§ **Your objective**:
Copy each line below that contains "novecientos".

★ ★ ★ ★ ★

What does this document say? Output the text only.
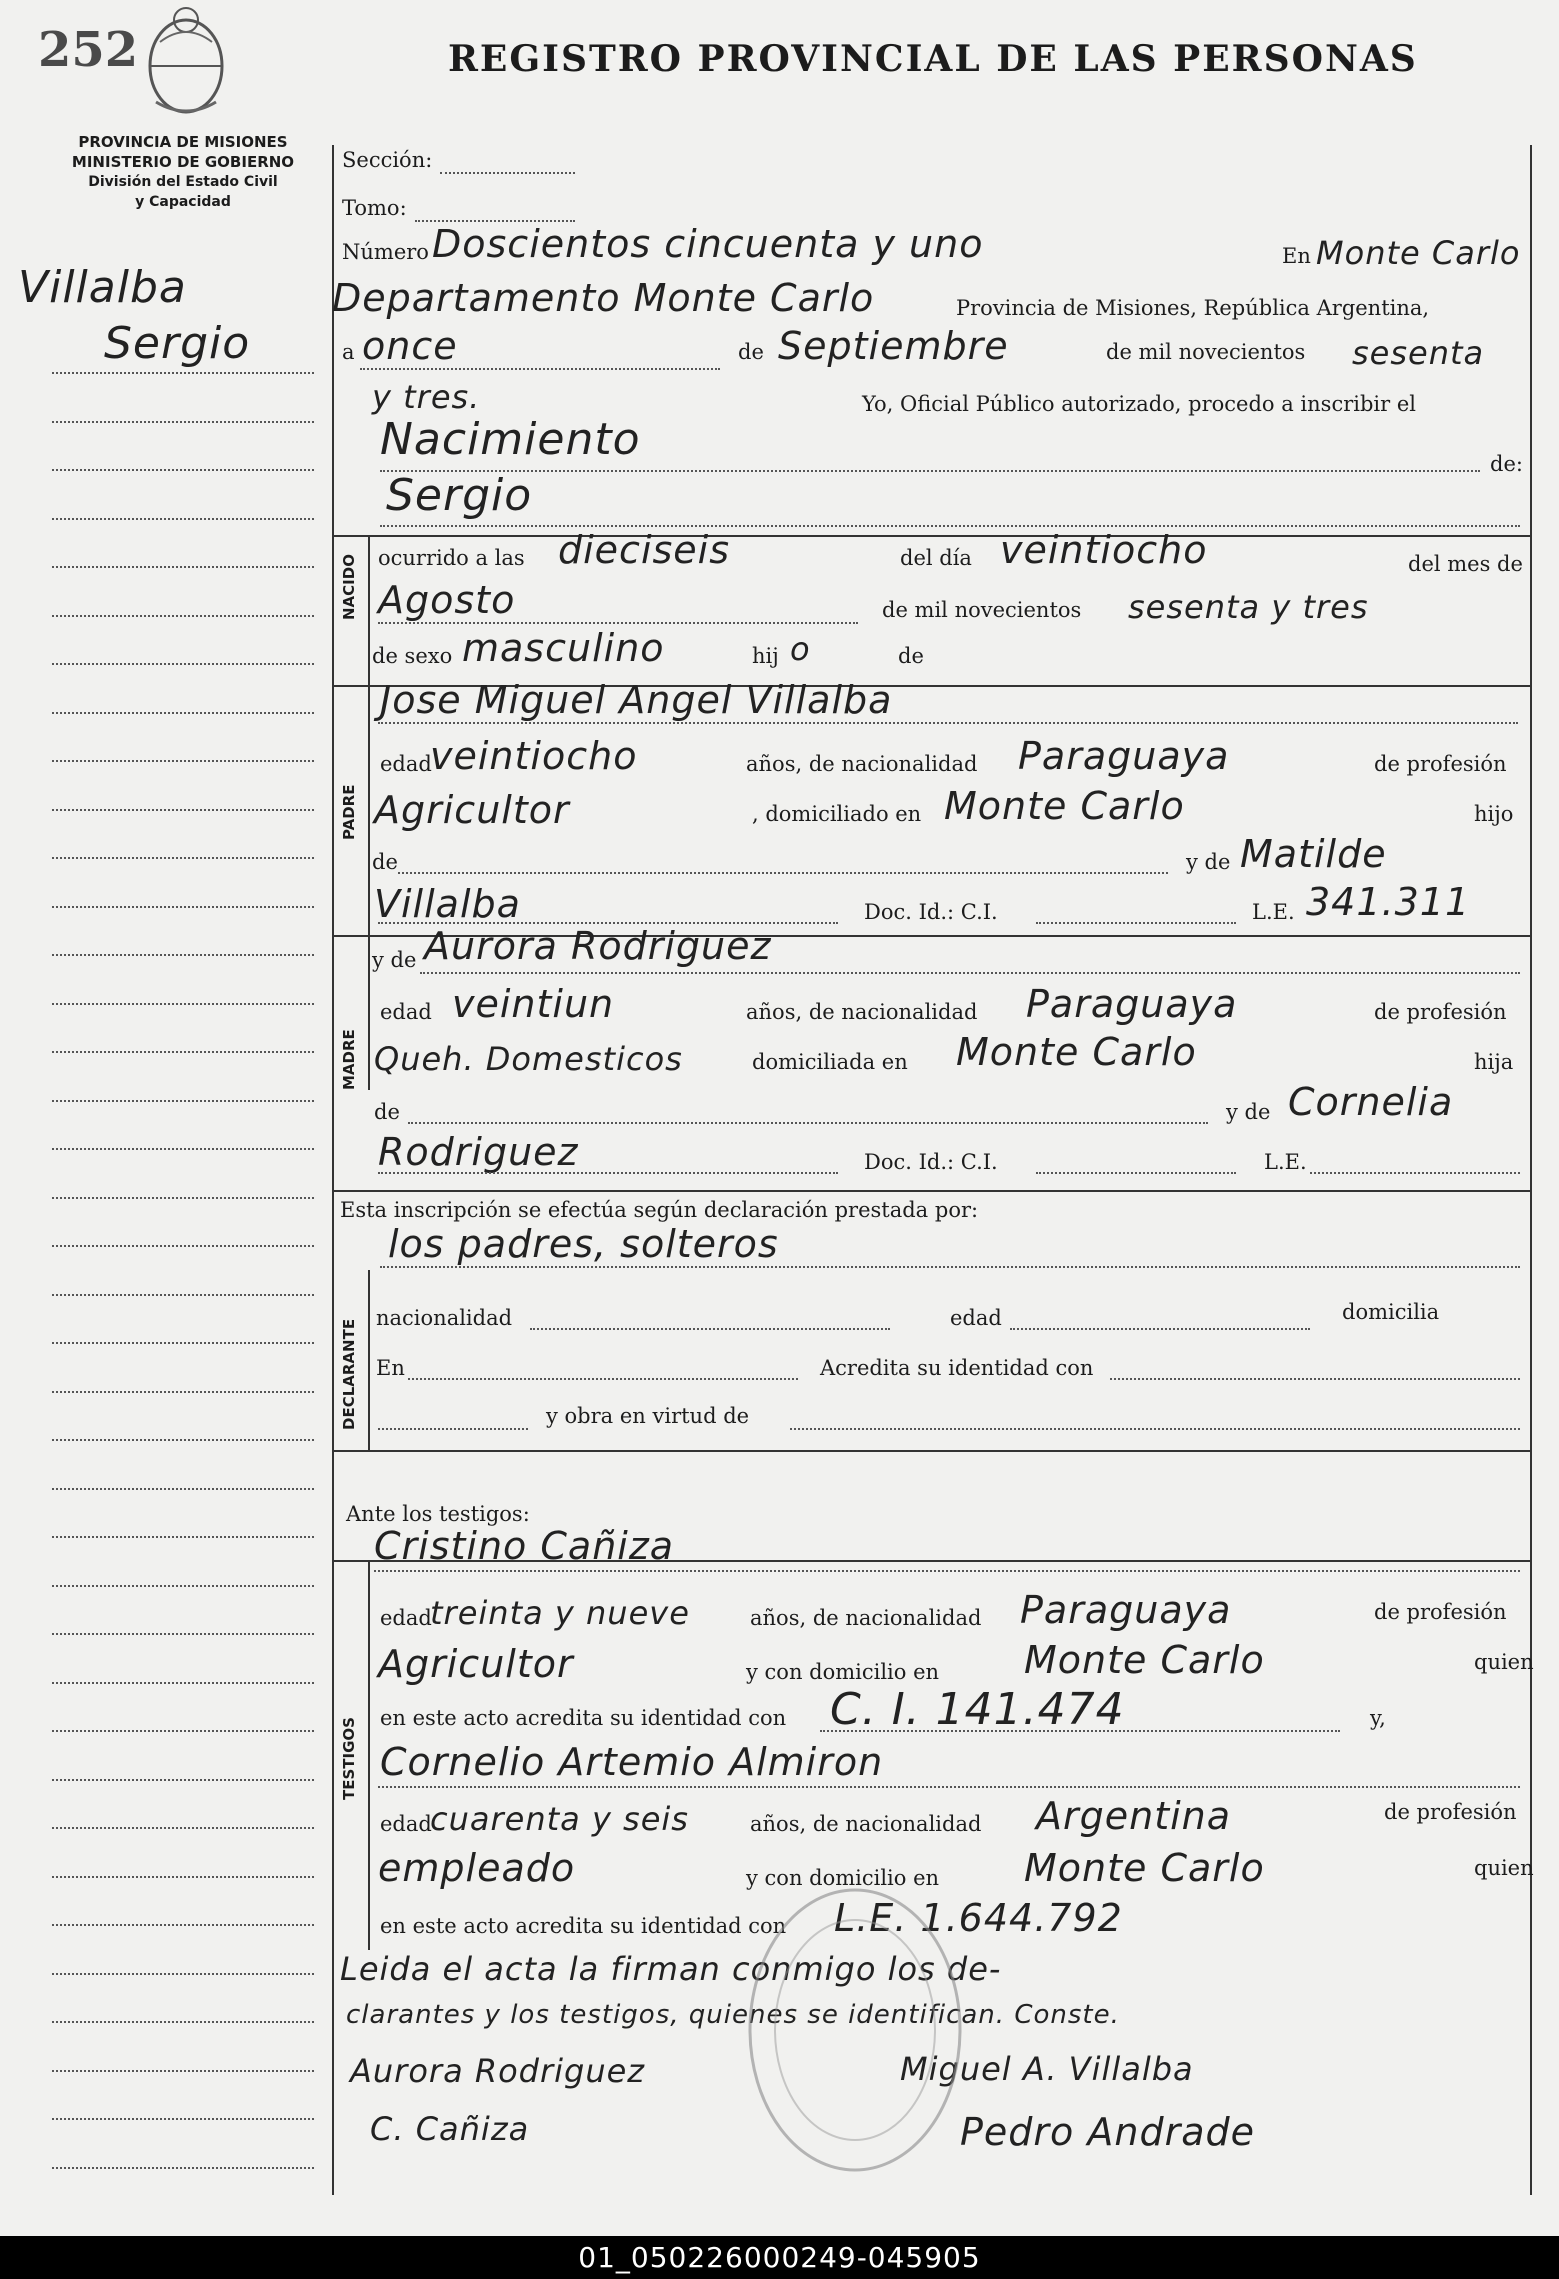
252	REGISTRO PROVINCIAL DE LAS PERSONAS
PROVINCIA DE MISIONES
MINISTERIO DE GOBIERNO
División del Estado Civil
y Capacidad
Villalba
Sergio
NACIDO
PADRE
MADRE
DECLARANTE
TESTIGOS
Sección:
Tomo:
Número Doscientos cincuenta y uno	En Monte Carlo
Departamento Monte Carlo	Provincia de Misiones, República Argentina,
a once	de Septiembre	de mil novecientos sesenta
y tres.	Yo, Oficial Público autorizado, procedo a inscribir el
Nacimiento	de:
Sergio
ocurrido a las dieciseis	del día veintiocho	del mes de
Agosto	de mil novecientos sesenta y tres
de sexo masculino	hij o	de
Jose Miguel Angel Villalba
edad
veintiocho	años, de nacionalidad Paraguaya	de profesión
Agricultor	, domiciliado en Monte Carlo	hijo
de	y de Matilde
Villalba	Doc. Id.: C.I.	L.E. 341.311
y de Aurora Rodriguez
edad veintiun	años, de nacionalidad Paraguaya	de profesión
Queh. Domesticos	domiciliada en Monte Carlo	hija
de	y de Cornelia
Rodriguez	Doc. Id.: C.I.	L.E.
Esta inscripción se efectúa según declaración prestada por:
los padres, solteros
nacionalidad	edad	domicilia
En	Acredita su identidad con
y obra en virtud de
Ante los testigos:
Cristino Cañiza
edad
treinta y nueve	años, de nacionalidad Paraguaya	de profesión
Agricultor	y con domicilio en Monte Carlo	quien
en este acto acredita su identidad con C. I. 141.474	y,
Cornelio Artemio Almiron
edad
cuarenta y seis	años, de nacionalidad Argentina	de profesión
empleado	y con domicilio en Monte Carlo	quien
en este acto acredita su identidad con L.E. 1.644.792
Leida el acta la firman conmigo los de-
clarantes y los testigos, quienes se identifican. Conste.
Aurora Rodriguez	Miguel A. Villalba
C. Cañiza	Pedro Andrade
01_050226000249-045905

★ ★ ★ ★ ★

§ **Written solution**:
a once	de Septiembre	de mil novecientos sesenta
Agosto	de mil novecientos sesenta y tres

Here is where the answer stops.